Bring together all lines of the material below that contain the string "JSON".

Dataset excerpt
##########

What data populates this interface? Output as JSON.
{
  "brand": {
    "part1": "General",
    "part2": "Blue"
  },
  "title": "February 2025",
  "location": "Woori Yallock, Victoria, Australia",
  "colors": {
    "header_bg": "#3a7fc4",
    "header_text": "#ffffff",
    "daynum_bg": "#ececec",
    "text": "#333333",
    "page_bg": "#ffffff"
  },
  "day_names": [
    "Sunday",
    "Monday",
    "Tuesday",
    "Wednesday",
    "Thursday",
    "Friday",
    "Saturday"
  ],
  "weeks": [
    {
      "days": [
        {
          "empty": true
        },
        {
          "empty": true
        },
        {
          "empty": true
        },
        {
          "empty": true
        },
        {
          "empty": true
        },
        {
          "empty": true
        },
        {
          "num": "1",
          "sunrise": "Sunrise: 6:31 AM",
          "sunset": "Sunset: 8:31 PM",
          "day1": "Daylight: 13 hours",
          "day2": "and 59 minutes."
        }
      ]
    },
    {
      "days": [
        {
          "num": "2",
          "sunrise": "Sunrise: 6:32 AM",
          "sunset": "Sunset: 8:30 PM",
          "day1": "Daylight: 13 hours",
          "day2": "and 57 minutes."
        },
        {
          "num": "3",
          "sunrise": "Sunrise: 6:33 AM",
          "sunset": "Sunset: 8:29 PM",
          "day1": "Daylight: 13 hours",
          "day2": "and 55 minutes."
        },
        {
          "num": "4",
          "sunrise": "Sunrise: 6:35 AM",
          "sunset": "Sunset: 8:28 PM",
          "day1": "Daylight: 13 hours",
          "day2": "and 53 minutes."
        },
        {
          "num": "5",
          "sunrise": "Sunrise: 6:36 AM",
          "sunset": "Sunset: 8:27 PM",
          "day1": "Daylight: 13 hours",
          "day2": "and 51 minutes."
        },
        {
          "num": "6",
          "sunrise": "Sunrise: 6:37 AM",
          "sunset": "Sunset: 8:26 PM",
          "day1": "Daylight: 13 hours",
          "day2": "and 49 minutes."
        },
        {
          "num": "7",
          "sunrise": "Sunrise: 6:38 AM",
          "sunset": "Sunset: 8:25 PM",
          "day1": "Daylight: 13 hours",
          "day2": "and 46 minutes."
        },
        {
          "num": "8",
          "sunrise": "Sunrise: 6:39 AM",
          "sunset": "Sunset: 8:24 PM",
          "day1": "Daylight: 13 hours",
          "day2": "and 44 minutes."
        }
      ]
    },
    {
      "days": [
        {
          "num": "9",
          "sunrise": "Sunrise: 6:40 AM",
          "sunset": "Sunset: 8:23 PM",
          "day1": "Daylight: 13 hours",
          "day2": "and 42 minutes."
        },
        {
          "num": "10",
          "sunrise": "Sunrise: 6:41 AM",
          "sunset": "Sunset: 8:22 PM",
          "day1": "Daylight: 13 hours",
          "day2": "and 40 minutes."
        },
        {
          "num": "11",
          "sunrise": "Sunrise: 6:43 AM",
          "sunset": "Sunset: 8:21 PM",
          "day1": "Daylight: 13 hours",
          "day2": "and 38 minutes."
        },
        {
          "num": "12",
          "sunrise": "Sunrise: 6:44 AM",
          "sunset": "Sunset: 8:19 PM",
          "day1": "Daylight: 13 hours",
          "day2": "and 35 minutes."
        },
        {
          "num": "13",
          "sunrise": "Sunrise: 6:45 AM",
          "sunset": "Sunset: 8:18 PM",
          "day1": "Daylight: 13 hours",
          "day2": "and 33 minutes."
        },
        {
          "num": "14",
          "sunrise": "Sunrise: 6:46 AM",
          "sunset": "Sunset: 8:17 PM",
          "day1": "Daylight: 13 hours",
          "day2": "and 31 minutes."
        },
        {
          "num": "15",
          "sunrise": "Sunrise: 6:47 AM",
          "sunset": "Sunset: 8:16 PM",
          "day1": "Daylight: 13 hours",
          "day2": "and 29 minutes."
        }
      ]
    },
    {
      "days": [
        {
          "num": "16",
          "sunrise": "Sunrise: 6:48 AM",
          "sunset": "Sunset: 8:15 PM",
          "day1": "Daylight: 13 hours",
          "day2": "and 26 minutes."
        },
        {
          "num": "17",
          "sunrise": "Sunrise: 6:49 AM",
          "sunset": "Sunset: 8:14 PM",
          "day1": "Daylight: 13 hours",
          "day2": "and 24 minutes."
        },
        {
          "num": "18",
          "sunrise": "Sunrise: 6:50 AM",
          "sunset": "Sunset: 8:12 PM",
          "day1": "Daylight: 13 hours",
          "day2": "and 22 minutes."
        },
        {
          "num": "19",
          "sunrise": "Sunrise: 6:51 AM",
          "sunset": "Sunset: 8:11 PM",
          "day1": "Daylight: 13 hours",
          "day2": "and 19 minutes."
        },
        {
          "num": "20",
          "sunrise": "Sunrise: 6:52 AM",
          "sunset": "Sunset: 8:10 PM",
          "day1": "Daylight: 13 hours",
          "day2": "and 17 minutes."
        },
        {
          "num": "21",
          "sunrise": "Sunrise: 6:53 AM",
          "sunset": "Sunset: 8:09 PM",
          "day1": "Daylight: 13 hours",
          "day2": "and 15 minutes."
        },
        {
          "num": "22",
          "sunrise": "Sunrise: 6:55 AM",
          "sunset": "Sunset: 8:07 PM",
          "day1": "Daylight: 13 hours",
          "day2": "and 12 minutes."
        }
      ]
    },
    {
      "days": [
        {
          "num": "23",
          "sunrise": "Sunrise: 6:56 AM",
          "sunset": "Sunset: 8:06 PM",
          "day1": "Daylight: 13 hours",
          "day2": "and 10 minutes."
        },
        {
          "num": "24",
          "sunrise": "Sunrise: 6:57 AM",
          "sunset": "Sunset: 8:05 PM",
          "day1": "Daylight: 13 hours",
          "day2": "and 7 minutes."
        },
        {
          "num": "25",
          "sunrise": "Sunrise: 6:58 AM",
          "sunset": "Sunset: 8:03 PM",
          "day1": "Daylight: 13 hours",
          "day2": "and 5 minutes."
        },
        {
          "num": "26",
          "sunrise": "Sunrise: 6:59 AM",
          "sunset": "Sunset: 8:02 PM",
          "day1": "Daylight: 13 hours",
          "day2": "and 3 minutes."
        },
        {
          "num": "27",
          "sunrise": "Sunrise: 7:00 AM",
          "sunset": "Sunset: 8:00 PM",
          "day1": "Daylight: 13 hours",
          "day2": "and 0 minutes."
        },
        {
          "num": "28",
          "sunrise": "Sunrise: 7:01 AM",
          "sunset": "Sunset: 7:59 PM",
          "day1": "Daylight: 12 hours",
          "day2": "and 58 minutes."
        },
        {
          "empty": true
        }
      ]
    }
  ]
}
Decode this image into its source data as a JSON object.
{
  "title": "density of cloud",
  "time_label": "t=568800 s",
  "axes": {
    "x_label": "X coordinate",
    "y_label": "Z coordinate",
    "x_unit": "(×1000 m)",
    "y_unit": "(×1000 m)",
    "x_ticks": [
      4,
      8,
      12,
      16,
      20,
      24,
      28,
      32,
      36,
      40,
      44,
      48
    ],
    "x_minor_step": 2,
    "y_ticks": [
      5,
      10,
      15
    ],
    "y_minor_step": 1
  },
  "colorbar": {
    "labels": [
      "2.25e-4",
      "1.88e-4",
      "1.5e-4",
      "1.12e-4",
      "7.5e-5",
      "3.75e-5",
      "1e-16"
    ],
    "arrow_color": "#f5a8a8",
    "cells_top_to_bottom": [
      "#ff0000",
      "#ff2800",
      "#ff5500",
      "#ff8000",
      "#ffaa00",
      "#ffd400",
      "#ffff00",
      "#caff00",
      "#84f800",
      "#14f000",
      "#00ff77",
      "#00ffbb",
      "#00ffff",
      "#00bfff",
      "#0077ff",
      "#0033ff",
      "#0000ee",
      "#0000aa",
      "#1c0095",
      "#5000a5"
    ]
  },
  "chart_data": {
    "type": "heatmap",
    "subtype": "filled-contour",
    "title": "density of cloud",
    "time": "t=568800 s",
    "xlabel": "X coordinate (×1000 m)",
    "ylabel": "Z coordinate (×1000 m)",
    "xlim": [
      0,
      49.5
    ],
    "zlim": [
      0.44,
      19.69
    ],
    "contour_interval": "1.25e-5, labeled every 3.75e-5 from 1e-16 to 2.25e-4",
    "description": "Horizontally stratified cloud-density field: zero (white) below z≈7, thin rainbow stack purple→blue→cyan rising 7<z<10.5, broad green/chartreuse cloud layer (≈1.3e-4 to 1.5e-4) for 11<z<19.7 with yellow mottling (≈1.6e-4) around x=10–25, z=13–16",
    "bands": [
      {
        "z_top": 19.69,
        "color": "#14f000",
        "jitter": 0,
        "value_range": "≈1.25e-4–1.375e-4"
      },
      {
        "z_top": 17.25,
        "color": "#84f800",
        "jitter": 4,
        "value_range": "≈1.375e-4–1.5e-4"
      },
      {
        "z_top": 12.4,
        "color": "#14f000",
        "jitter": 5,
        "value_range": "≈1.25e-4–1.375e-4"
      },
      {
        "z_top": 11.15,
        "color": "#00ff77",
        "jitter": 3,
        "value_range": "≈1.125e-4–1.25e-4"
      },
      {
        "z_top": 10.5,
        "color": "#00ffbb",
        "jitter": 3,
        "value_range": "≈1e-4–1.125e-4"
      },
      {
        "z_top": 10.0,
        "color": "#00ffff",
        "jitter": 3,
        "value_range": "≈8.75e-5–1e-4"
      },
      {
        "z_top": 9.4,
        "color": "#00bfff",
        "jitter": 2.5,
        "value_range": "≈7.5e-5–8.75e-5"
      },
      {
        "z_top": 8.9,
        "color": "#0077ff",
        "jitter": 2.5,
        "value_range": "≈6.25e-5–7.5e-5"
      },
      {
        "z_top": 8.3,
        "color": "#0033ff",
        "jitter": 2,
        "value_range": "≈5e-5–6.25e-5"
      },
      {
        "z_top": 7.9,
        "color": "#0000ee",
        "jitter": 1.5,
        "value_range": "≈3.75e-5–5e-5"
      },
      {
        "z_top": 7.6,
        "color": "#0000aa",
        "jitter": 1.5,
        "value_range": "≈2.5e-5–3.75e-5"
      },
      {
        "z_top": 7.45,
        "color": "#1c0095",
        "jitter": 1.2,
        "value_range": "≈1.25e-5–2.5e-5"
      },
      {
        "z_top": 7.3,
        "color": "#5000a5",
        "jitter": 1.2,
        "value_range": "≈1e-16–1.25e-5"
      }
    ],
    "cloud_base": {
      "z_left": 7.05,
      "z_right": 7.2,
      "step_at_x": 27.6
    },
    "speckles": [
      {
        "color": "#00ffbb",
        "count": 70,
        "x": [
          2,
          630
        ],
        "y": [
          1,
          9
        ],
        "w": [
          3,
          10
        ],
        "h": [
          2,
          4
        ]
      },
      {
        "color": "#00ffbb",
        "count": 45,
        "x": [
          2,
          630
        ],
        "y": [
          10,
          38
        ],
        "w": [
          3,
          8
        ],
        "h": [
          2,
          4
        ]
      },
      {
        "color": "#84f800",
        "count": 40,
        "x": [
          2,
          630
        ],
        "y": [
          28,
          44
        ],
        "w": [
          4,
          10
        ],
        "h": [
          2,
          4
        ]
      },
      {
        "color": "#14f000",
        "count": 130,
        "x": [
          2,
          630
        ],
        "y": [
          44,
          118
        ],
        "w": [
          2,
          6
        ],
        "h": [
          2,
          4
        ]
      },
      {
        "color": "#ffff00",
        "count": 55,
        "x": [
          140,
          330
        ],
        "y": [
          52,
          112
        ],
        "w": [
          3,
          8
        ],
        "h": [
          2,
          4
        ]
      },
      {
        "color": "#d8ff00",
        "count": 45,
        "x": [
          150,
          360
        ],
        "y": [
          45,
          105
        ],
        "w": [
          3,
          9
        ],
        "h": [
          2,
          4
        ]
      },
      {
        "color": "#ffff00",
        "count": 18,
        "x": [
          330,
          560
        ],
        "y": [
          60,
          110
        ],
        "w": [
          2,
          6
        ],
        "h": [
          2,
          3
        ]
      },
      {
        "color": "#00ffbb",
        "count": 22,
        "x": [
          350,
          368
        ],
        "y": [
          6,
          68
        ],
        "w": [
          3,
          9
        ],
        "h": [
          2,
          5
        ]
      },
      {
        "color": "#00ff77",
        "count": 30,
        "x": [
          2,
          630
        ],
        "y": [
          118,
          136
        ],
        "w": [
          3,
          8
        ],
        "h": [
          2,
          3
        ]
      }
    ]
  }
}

##########

Task result =>
What data populates this interface? Output as JSON.
Decode this image into its source data as a JSON object.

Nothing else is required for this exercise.